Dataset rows

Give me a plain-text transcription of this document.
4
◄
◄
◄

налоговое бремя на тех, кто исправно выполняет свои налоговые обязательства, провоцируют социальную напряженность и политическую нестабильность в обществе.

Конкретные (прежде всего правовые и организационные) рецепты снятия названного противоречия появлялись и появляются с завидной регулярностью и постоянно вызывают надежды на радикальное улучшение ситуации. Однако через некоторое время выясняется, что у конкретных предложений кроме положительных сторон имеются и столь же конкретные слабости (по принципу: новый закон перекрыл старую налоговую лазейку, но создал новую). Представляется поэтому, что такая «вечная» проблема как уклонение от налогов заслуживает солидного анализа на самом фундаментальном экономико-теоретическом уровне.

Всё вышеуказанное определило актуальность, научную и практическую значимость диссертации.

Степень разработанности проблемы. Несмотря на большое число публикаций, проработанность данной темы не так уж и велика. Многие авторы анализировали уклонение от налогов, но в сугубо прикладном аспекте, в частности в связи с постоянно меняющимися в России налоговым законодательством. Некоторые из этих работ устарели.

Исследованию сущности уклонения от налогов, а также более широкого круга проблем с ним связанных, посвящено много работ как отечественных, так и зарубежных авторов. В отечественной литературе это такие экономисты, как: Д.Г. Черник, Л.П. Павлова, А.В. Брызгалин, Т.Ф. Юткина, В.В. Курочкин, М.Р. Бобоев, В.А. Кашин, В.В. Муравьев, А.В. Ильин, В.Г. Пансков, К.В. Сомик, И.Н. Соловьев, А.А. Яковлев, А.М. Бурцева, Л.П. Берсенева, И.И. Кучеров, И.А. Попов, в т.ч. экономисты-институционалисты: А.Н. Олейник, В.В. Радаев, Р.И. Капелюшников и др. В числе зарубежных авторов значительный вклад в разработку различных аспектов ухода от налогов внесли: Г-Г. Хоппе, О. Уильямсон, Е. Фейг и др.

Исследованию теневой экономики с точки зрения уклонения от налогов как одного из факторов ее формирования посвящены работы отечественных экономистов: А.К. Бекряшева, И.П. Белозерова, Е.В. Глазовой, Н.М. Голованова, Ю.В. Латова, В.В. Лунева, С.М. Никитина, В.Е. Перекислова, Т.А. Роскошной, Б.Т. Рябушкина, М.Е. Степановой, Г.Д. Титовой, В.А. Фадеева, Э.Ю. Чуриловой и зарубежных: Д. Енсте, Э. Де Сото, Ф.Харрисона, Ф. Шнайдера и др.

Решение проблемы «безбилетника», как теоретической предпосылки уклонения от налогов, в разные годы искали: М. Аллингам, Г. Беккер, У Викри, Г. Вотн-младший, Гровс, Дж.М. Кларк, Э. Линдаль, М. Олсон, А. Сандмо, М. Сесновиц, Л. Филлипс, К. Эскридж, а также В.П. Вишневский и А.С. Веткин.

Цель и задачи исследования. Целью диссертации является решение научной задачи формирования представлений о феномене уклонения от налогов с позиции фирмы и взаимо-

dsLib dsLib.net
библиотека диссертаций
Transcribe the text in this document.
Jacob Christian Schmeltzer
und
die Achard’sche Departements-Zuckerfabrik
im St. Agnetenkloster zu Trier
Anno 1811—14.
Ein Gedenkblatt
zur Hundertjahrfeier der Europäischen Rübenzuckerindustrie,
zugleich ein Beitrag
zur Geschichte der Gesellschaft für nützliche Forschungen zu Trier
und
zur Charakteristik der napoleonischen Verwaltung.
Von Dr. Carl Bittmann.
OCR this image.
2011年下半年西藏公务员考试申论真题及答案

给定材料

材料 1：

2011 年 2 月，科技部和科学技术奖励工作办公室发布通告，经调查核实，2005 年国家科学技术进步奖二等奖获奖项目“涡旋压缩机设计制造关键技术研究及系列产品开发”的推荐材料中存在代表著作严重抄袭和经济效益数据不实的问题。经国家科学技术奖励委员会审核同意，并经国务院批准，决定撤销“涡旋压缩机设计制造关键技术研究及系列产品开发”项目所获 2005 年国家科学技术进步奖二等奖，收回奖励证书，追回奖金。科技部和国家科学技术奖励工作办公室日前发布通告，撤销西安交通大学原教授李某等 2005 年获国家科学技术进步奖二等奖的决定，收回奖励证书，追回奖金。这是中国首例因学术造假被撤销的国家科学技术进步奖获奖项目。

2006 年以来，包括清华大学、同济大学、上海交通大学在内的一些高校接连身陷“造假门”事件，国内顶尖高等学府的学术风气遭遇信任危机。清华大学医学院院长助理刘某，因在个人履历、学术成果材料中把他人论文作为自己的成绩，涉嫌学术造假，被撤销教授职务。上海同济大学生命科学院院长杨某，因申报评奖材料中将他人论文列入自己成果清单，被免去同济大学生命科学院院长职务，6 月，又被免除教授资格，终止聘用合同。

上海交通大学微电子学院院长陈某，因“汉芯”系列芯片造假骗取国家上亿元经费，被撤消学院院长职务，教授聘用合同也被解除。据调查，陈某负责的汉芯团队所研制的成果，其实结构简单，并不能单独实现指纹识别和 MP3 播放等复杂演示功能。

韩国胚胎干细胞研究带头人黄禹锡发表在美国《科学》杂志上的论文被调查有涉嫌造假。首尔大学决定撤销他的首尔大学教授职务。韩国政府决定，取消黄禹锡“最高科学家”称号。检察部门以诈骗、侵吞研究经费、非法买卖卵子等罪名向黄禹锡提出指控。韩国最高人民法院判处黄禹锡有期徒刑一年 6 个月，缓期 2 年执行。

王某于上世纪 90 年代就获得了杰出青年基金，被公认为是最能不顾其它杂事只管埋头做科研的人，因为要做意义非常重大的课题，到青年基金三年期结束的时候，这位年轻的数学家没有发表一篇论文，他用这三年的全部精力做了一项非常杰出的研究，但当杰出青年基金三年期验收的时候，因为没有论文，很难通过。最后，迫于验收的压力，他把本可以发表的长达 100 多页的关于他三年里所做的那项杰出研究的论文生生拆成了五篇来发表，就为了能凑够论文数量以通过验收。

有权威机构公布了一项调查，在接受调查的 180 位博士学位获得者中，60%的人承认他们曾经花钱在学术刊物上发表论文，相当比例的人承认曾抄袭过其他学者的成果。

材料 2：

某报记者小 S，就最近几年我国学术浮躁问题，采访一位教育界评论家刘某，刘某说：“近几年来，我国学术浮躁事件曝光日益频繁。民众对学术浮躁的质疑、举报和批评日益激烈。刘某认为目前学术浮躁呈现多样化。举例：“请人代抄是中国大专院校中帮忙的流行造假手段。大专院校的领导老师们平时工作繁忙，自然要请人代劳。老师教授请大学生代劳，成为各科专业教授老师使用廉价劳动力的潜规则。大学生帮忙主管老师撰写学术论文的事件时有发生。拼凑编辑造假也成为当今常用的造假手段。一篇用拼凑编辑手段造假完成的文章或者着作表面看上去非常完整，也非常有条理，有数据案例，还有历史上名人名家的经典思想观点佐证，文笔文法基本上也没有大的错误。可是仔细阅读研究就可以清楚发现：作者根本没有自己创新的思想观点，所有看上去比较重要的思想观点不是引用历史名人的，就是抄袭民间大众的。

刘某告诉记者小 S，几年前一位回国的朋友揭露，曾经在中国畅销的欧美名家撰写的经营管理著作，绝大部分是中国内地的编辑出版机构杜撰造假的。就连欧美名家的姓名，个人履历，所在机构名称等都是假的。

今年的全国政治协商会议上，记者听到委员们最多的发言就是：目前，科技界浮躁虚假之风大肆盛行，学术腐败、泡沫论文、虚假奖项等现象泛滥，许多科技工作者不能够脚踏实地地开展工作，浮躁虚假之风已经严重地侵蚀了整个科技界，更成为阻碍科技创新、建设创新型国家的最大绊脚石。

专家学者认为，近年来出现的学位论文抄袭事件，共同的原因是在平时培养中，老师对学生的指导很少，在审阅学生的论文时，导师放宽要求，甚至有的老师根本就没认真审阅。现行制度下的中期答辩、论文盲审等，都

**STATED GOAL**
Exactly reproduce every record.

**WRITTEN RESPONSE**
Give me a plain-text transcription of this document.
4
◄
◄
◄

налоговое бремя на тех, кто исправно выполняет свои налоговые обязательства, провоцируют социальную напряженность и политическую нестабильность в обществе.

Конкретные (прежде всего правовые и организационные) рецепты снятия названного противоречия появлялись и появляются с завидной регулярностью и постоянно вызывают надежды на радикальное улучшение ситуации. Однако через некоторое время выясняется, что у конкретных предложений кроме положительных сторон имеются и столь же конкретные слабости (по принципу: новый закон перекрыл старую налоговую лазейку, но создал новую). Представляется поэтому, что такая «вечная» проблема как уклонение от налогов заслуживает солидного анализа на самом фундаментальном экономико-теоретическом уровне.

Всё вышеуказанное определило актуальность, научную и практическую значимость диссертации.

Степень разработанности проблемы. Несмотря на большое число публикаций, проработанность данной темы не так уж и велика. Многие авторы анализировали уклонение от налогов, но в сугубо прикладном аспекте, в частности в связи с постоянно меняющимися в России налоговым законодательством. Некоторые из этих работ устарели.

Исследованию сущности уклонения от налогов, а также более широкого круга проблем с ним связанных, посвящено много работ как отечественных, так и зарубежных авторов. В отечественной литературе это такие экономисты, как: Д.Г. Черник, Л.П. Павлова, А.В. Брызгалин, Т.Ф. Юткина, В.В. Курочкин, М.Р. Бобоев, В.А. Кашин, В.В. Муравьев, А.В. Ильин, В.Г. Пансков, К.В. Сомик, И.Н. Соловьев, А.А. Яковлев, А.М. Бурцева, Л.П. Берсенева, И.И. Кучеров, И.А. Попов, в т.ч. экономисты-институционалисты: А.Н. Олейник, В.В. Радаев, Р.И. Капелюшников и др. В числе зарубежных авторов значительный вклад в разработку различных аспектов ухода от налогов внесли: Г-Г. Хоппе, О. Уильямсон, Е. Фейг и др.

Исследованию теневой экономики с точки зрения уклонения от налогов как одного из факторов ее формирования посвящены работы отечественных экономистов: А.К. Бекряшева, И.П. Белозерова, Е.В. Глазовой, Н.М. Голованова, Ю.В. Латова, В.В. Лунева, С.М. Никитина, В.Е. Перекислова, Т.А. Роскошной, Б.Т. Рябушкина, М.Е. Степановой, Г.Д. Титовой, В.А. Фадеева, Э.Ю. Чуриловой и зарубежных: Д. Енсте, Э. Де Сото, Ф.Харрисона, Ф. Шнайдера и др.

Решение проблемы «безбилетника», как теоретической предпосылки уклонения от налогов, в разные годы искали: М. Аллингам, Г. Беккер, У Викри, Г. Вотн-младший, Гровс, Дж.М. Кларк, Э. Линдаль, М. Олсон, А. Сандмо, М. Сесновиц, Л. Филлипс, К. Эскридж, а также В.П. Вишневский и А.С. Веткин.

Цель и задачи исследования. Целью диссертации является решение научной задачи формирования представлений о феномене уклонения от налогов с позиции фирмы и взаимо-

dsLib dsLib.net
библиотека диссертаций
Transcribe the text in this document.
Jacob Christian Schmeltzer
und
die Achard’sche Departements-Zuckerfabrik
im St. Agnetenkloster zu Trier
Anno 1811—14.
Ein Gedenkblatt
zur Hundertjahrfeier der Europäischen Rübenzuckerindustrie,
zugleich ein Beitrag
zur Geschichte der Gesellschaft für nützliche Forschungen zu Trier
und
zur Charakteristik der napoleonischen Verwaltung.
Von Dr. Carl Bittmann.
OCR this image.
2011年下半年西藏公务员考试申论真题及答案

给定材料

材料 1：

2011 年 2 月，科技部和科学技术奖励工作办公室发布通告，经调查核实，2005 年国家科学技术进步奖二等奖获奖项目“涡旋压缩机设计制造关键技术研究及系列产品开发”的推荐材料中存在代表著作严重抄袭和经济效益数据不实的问题。经国家科学技术奖励委员会审核同意，并经国务院批准，决定撤销“涡旋压缩机设计制造关键技术研究及系列产品开发”项目所获 2005 年国家科学技术进步奖二等奖，收回奖励证书，追回奖金。科技部和国家科学技术奖励工作办公室日前发布通告，撤销西安交通大学原教授李某等 2005 年获国家科学技术进步奖二等奖的决定，收回奖励证书，追回奖金。这是中国首例因学术造假被撤销的国家科学技术进步奖获奖项目。

2006 年以来，包括清华大学、同济大学、上海交通大学在内的一些高校接连身陷“造假门”事件，国内顶尖高等学府的学术风气遭遇信任危机。清华大学医学院院长助理刘某，因在个人履历、学术成果材料中把他人论文作为自己的成绩，涉嫌学术造假，被撤销教授职务。上海同济大学生命科学院院长杨某，因申报评奖材料中将他人论文列入自己成果清单，被免去同济大学生命科学院院长职务，6 月，又被免除教授资格，终止聘用合同。

上海交通大学微电子学院院长陈某，因“汉芯”系列芯片造假骗取国家上亿元经费，被撤消学院院长职务，教授聘用合同也被解除。据调查，陈某负责的汉芯团队所研制的成果，其实结构简单，并不能单独实现指纹识别和 MP3 播放等复杂演示功能。

韩国胚胎干细胞研究带头人黄禹锡发表在美国《科学》杂志上的论文被调查有涉嫌造假。首尔大学决定撤销他的首尔大学教授职务。韩国政府决定，取消黄禹锡“最高科学家”称号。检察部门以诈骗、侵吞研究经费、非法买卖卵子等罪名向黄禹锡提出指控。韩国最高人民法院判处黄禹锡有期徒刑一年 6 个月，缓期 2 年执行。

王某于上世纪 90 年代就获得了杰出青年基金，被公认为是最能不顾其它杂事只管埋头做科研的人，因为要做意义非常重大的课题，到青年基金三年期结束的时候，这位年轻的数学家没有发表一篇论文，他用这三年的全部精力做了一项非常杰出的研究，但当杰出青年基金三年期验收的时候，因为没有论文，很难通过。最后，迫于验收的压力，他把本可以发表的长达 100 多页的关于他三年里所做的那项杰出研究的论文生生拆成了五篇来发表，就为了能凑够论文数量以通过验收。

有权威机构公布了一项调查，在接受调查的 180 位博士学位获得者中，60%的人承认他们曾经花钱在学术刊物上发表论文，相当比例的人承认曾抄袭过其他学者的成果。

材料 2：

某报记者小 S，就最近几年我国学术浮躁问题，采访一位教育界评论家刘某，刘某说：“近几年来，我国学术浮躁事件曝光日益频繁。民众对学术浮躁的质疑、举报和批评日益激烈。刘某认为目前学术浮躁呈现多样化。举例：“请人代抄是中国大专院校中帮忙的流行造假手段。大专院校的领导老师们平时工作繁忙，自然要请人代劳。老师教授请大学生代劳，成为各科专业教授老师使用廉价劳动力的潜规则。大学生帮忙主管老师撰写学术论文的事件时有发生。拼凑编辑造假也成为当今常用的造假手段。一篇用拼凑编辑手段造假完成的文章或者着作表面看上去非常完整，也非常有条理，有数据案例，还有历史上名人名家的经典思想观点佐证，文笔文法基本上也没有大的错误。可是仔细阅读研究就可以清楚发现：作者根本没有自己创新的思想观点，所有看上去比较重要的思想观点不是引用历史名人的，就是抄袭民间大众的。

刘某告诉记者小 S，几年前一位回国的朋友揭露，曾经在中国畅销的欧美名家撰写的经营管理著作，绝大部分是中国内地的编辑出版机构杜撰造假的。就连欧美名家的姓名，个人履历，所在机构名称等都是假的。

今年的全国政治协商会议上，记者听到委员们最多的发言就是：目前，科技界浮躁虚假之风大肆盛行，学术腐败、泡沫论文、虚假奖项等现象泛滥，许多科技工作者不能够脚踏实地地开展工作，浮躁虚假之风已经严重地侵蚀了整个科技界，更成为阻碍科技创新、建设创新型国家的最大绊脚石。

专家学者认为，近年来出现的学位论文抄袭事件，共同的原因是在平时培养中，老师对学生的指导很少，在审阅学生的论文时，导师放宽要求，甚至有的老师根本就没认真审阅。现行制度下的中期答辩、论文盲审等，都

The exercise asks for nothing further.